Notes du STIDI concernant la possibilité de refuge intérieur

 

[43]           L’agente a conclu que la demanderesse ne craignait pas avec raison d’être persécutée et qu’elle avait une PRI; selon la thèse du défendeur, la demanderesse conteste la première décision de l’agente, mais pas la deuxième.

 

[44]           Le défendeur fait remarquer que, dans les notes du STIDI, l’agente a écrit qu’il n’était pas crédible que la demanderesse ne puisse retourner nulle part au Sri Lanka. Les notes cadrent aussi avec la déclaration faite par l’agente au cours de l’entrevue, à savoir qu’elle était convaincue que la demanderesse pouvait retourner à Jaffna ou à Delft puisque la paix était revenue là‑bas, et qu’il était peu crédible que la demanderesse soit encore recherchée étant donné qu’elle n’avait rien à se reprocher. Le défendeur affirme que la conclusion non contestée de l’agente quant à l’existence d’une PRI justifie l’autre conclusion sur la question de savoir si la demanderesse est une réfugiée au sens de la Convention.

▶ **Entrées d'un jeu de données**:
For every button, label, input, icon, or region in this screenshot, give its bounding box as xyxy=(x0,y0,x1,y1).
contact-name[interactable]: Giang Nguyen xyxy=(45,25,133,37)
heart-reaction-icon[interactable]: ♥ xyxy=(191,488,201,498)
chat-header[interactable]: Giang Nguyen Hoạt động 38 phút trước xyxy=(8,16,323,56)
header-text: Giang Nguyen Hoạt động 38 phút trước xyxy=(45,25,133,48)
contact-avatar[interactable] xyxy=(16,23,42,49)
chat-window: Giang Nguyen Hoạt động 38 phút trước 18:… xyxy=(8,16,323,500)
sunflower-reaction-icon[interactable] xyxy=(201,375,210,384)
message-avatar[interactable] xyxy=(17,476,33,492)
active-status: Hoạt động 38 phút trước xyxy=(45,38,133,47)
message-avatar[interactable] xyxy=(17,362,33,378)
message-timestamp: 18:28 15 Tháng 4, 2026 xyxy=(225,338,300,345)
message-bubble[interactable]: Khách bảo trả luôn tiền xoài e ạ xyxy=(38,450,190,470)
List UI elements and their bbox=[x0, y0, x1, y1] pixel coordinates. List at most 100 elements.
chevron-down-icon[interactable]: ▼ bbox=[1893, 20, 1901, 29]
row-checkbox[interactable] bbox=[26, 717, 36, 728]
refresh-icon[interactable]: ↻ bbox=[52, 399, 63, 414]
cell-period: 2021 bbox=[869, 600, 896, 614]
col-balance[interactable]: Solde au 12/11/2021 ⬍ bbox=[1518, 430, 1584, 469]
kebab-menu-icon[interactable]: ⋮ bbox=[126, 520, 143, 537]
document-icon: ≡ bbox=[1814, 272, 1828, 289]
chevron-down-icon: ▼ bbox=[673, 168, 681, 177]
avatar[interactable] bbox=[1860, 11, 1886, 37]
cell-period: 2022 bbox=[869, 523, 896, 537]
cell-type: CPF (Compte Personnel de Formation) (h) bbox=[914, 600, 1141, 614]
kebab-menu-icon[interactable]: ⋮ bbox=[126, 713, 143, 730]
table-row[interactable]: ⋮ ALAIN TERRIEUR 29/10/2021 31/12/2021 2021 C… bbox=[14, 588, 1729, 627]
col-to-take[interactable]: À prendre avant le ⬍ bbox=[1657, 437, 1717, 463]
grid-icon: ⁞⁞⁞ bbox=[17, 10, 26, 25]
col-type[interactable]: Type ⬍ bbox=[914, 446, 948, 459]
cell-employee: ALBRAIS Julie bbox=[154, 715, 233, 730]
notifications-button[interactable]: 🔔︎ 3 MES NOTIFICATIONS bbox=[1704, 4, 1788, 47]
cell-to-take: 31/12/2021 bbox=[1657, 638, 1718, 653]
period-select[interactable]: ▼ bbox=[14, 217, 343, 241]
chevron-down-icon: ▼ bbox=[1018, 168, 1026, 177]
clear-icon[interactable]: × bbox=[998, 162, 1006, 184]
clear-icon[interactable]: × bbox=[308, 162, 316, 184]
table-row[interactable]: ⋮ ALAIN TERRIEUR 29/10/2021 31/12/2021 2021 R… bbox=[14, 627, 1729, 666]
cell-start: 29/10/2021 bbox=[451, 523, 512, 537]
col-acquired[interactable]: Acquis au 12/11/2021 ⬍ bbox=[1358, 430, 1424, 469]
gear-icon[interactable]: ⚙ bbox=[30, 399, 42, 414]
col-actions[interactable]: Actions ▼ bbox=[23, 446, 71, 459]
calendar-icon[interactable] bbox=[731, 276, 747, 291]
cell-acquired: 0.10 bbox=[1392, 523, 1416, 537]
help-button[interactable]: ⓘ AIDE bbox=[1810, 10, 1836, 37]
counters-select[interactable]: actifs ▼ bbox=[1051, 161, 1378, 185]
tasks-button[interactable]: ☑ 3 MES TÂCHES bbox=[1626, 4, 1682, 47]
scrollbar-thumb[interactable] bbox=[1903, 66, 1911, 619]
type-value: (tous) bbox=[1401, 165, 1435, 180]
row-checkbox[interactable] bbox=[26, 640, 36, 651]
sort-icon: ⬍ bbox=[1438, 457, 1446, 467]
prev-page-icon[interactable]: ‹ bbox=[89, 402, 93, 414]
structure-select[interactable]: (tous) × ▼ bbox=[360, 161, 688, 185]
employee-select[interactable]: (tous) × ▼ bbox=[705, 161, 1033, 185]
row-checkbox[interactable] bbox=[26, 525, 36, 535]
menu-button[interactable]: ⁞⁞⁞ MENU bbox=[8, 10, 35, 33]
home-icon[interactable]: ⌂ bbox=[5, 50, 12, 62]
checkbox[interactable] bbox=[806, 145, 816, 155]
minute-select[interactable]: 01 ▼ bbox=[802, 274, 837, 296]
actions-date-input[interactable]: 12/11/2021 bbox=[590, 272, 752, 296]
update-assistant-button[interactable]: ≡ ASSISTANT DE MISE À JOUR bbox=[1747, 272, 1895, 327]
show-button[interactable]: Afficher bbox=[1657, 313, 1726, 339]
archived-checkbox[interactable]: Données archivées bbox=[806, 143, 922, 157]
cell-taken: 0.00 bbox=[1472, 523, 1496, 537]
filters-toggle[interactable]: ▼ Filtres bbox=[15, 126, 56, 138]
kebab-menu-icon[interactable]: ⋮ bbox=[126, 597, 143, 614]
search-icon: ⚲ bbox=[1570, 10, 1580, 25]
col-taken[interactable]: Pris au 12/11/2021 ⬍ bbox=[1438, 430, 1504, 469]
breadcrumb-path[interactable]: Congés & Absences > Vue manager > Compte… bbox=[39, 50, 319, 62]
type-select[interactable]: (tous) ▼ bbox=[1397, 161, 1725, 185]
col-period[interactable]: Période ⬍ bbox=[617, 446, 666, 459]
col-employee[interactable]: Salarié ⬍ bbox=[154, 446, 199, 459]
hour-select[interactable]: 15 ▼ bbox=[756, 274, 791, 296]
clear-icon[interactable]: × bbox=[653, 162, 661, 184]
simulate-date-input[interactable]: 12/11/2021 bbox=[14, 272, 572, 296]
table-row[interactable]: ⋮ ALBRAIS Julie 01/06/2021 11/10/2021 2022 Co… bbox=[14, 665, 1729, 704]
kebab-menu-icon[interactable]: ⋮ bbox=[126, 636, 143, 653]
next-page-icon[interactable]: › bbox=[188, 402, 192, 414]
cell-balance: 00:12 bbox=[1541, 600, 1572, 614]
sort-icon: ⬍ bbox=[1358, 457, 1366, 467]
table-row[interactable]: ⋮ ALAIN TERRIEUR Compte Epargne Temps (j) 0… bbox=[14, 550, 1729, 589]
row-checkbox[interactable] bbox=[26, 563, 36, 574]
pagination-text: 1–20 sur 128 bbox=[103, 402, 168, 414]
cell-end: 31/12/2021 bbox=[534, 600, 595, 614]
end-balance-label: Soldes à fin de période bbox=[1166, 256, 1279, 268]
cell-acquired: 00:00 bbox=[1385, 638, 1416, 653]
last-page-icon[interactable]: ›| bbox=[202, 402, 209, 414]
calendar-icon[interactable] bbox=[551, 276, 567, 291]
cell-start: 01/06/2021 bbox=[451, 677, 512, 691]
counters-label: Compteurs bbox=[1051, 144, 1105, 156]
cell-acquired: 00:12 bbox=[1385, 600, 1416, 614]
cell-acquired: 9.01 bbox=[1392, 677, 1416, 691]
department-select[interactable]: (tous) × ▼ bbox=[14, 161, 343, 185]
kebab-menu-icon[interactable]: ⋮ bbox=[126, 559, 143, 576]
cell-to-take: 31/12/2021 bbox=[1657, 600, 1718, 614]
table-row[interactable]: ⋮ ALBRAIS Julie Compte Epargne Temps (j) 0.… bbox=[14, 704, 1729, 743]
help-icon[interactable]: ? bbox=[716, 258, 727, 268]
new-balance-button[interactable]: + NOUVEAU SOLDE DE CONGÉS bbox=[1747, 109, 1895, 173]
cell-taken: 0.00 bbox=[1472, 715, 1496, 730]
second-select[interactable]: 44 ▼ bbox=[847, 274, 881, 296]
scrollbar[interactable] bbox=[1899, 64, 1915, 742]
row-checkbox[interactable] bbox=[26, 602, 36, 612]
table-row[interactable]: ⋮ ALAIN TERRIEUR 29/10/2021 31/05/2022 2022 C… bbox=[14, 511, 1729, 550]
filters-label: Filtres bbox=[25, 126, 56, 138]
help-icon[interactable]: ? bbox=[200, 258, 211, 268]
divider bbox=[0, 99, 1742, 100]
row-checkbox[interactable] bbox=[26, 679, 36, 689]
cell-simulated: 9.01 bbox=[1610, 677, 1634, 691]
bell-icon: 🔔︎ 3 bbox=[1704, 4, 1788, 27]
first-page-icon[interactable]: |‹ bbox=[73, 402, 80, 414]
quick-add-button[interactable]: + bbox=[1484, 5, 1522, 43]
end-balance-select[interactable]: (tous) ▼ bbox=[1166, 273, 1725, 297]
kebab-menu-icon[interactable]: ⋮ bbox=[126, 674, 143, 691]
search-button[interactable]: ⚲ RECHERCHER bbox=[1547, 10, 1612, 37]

▶ **TRAVAIL DEMANDÉ**:
**1.** Recopiez l'extrait sur la possibilité de refuge intérieur depuis « Notes du STIDI concernant » jusqu'à « pas la deuxième. » inclus.
**2.** Rédigez la suite de l'extrait consacré à la possibilité de refuge intérieur, en reprenant après sa dernière phrase.

▶ **RÉSULTATS FINAUX**:
**1.**
Notes du STIDI concernant la possibilité de refuge intérieur

 

[43]           L’agente a conclu que la demanderesse ne craignait pas avec raison d’être persécutée et qu’elle avait une PRI; selon la thèse du défendeur, la demanderesse conteste la première décision de l’agente, mais pas la deuxième.

**2.**
 

[45]           Le défendeur soutient qu’il est bien établi que les notes du STIDI font explicitement partie de la décision : Veryamani c. Canada (Ministre de la Citoyenneté et de l’Immigration), 2010 CF 1268; Toma c. Canada (Ministre de la Citoyenneté et de l’Immigration), 2006 CF 779. La raison, selon la Cour, tient précisément à ce que la lettre de refus ne contient pas nécessairement tous les motifs de la décision : Ziaei, précitée.

 

[46]           En réponse à l’affirmation de la demanderesse selon laquelle les notes du STIDI peuvent seulement étoffer les motifs et non pas fournir un nouveau motif de refus non précisé dans la lettre, le défendeur invoque la conclusion déjà tirée par la Cour, à savoir que le fait de fournir les motifs de cette façon ne constitue pas un manquement à l’obligation d’équité : Wang c. Canada (Ministre de la Citoyenneté et de l’Immigration), 2006 CF 1298.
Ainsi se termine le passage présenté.